[Collected data]
- - -

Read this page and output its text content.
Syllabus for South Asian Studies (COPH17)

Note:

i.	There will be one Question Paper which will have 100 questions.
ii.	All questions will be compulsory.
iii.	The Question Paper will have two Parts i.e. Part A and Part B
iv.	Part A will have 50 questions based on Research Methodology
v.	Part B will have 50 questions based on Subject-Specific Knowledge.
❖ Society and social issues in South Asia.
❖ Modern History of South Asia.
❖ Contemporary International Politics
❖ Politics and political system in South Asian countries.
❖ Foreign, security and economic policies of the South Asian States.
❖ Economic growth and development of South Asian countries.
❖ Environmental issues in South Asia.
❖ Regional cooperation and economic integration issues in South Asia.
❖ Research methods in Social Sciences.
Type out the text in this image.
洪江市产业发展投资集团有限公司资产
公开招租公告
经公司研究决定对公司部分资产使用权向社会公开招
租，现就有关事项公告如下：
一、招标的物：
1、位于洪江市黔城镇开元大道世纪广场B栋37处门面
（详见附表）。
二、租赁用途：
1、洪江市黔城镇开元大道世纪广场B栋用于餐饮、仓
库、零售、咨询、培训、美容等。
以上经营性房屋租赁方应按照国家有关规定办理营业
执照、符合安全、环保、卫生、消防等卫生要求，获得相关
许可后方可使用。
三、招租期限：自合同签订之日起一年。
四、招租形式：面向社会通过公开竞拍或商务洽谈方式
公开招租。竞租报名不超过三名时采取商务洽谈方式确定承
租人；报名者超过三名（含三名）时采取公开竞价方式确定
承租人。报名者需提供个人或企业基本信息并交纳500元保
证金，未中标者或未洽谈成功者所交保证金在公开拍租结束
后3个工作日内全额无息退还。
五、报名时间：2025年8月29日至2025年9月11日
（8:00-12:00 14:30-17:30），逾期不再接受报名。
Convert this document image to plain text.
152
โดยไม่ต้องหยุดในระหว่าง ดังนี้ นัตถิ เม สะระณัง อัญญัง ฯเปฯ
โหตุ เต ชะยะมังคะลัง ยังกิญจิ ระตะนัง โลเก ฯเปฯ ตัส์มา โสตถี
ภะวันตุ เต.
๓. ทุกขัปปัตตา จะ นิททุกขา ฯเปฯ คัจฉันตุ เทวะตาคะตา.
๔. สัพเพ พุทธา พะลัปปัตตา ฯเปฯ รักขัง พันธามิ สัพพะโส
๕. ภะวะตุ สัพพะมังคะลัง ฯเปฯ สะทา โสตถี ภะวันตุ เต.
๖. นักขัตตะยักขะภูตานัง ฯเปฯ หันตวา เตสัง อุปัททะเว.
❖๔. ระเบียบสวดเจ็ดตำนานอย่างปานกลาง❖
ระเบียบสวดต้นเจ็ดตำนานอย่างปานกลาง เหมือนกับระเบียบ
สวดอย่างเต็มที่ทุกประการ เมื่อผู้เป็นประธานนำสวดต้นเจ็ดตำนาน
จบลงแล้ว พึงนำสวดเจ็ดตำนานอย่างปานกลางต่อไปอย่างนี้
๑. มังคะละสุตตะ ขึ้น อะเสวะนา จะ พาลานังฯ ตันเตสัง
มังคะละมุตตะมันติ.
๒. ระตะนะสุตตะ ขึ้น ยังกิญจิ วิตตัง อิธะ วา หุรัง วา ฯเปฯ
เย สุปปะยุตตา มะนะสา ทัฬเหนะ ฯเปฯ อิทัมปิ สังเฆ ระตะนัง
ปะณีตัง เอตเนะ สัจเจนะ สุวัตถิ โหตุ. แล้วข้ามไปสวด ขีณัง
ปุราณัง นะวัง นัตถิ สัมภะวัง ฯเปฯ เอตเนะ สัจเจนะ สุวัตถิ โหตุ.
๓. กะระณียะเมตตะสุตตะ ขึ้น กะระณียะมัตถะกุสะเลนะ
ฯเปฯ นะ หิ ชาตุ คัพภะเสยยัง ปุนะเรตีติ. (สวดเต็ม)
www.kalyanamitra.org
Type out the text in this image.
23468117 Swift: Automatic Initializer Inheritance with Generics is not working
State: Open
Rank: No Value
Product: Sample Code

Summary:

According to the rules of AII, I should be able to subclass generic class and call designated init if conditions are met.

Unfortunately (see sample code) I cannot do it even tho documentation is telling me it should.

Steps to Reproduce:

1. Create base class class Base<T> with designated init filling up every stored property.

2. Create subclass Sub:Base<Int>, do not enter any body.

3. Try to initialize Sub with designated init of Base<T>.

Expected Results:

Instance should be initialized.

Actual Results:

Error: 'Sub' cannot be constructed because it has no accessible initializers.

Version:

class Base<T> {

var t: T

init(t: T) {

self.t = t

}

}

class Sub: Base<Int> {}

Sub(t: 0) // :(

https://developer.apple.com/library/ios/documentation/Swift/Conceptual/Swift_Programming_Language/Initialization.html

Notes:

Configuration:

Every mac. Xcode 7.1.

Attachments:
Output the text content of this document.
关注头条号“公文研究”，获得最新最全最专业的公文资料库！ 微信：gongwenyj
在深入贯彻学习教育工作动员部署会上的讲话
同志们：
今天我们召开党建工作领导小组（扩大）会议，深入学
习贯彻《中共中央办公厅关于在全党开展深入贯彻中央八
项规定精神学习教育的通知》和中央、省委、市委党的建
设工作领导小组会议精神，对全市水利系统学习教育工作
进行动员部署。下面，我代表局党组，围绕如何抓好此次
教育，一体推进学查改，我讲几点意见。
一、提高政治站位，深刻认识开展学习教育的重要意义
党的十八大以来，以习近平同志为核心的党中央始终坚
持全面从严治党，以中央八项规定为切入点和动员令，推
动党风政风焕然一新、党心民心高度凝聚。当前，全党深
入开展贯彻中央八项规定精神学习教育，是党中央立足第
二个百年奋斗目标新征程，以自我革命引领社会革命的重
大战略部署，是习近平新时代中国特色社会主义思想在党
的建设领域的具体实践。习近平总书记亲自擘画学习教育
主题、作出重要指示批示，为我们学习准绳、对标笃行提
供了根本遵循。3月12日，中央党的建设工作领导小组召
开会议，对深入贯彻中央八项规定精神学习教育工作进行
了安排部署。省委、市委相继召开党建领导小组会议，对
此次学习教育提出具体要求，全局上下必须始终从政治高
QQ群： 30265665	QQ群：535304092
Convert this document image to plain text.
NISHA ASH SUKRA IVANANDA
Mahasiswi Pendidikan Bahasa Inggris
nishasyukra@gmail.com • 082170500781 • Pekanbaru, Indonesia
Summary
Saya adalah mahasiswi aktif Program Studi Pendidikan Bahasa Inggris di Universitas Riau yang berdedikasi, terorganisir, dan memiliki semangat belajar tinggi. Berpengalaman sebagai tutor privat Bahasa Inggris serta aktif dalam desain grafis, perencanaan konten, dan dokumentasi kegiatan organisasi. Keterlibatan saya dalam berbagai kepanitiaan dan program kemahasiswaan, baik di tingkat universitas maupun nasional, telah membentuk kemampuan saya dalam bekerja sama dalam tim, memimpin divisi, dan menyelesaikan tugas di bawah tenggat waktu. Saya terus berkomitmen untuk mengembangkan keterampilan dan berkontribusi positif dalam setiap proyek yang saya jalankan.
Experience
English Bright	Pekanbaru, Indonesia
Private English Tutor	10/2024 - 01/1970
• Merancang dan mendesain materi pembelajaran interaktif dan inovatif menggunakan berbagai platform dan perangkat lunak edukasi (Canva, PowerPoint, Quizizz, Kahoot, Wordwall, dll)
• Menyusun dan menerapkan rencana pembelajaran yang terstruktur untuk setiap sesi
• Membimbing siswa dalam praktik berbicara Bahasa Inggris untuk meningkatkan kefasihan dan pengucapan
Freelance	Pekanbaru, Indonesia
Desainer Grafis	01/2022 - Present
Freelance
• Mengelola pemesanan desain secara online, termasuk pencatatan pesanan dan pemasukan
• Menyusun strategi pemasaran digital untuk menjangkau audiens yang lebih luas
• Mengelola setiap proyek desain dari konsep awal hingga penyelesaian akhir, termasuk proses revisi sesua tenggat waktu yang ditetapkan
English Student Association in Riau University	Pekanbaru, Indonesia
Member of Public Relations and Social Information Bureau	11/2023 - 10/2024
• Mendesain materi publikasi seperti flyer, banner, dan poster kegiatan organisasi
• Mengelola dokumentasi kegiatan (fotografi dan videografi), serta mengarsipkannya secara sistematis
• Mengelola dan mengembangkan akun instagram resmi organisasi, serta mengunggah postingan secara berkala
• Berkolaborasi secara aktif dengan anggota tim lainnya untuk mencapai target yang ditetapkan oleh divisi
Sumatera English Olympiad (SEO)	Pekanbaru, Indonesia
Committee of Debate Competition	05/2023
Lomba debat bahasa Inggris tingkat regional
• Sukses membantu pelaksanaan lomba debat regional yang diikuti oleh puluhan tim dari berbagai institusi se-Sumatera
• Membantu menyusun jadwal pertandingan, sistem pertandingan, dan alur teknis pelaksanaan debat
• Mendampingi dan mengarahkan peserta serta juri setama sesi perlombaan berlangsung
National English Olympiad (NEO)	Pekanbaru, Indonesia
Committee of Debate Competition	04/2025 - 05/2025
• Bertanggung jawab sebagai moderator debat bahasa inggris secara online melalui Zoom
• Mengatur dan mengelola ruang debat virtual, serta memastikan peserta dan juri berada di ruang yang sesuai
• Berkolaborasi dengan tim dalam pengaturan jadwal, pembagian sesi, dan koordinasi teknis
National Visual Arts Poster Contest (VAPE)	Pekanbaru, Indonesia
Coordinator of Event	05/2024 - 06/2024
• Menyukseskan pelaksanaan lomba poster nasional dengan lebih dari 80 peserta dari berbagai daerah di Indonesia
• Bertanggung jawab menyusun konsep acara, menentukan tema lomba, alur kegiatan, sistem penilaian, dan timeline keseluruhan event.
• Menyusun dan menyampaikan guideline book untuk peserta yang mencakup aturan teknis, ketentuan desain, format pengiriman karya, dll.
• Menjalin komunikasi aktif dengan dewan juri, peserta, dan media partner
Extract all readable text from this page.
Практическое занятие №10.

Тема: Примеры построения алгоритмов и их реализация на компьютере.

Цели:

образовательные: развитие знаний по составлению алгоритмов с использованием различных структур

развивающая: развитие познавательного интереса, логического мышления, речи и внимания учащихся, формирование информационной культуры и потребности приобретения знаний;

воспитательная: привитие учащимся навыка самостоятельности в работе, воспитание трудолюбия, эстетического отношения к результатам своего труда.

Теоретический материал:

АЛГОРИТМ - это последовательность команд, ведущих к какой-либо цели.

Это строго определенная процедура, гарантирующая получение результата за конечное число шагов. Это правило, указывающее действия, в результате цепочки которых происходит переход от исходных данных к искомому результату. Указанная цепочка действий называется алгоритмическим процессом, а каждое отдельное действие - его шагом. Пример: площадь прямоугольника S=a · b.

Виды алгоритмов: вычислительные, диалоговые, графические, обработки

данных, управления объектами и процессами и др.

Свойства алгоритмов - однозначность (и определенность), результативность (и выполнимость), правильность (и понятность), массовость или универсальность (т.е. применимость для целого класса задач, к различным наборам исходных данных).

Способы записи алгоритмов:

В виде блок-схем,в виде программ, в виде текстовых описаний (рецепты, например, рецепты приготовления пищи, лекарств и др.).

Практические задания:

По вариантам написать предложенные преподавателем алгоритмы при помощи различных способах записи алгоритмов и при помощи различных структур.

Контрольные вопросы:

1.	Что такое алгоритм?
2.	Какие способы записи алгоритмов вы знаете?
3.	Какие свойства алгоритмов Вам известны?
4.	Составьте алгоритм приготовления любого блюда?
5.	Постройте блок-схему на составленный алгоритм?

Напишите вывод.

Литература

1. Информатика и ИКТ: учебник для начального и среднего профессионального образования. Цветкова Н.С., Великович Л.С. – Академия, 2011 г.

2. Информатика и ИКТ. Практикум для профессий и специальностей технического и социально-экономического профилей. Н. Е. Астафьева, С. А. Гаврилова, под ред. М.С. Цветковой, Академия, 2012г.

- - -

[EXERCISE TASK] Locate the string "online" in the listing above and copy every line where it occurs.

[REPLY]
• Mengelola pemesanan desain secara online, termasuk pencatatan pesanan dan pemasukan
• Bertanggung jawab sebagai moderator debat bahasa inggris secara online melalui Zoom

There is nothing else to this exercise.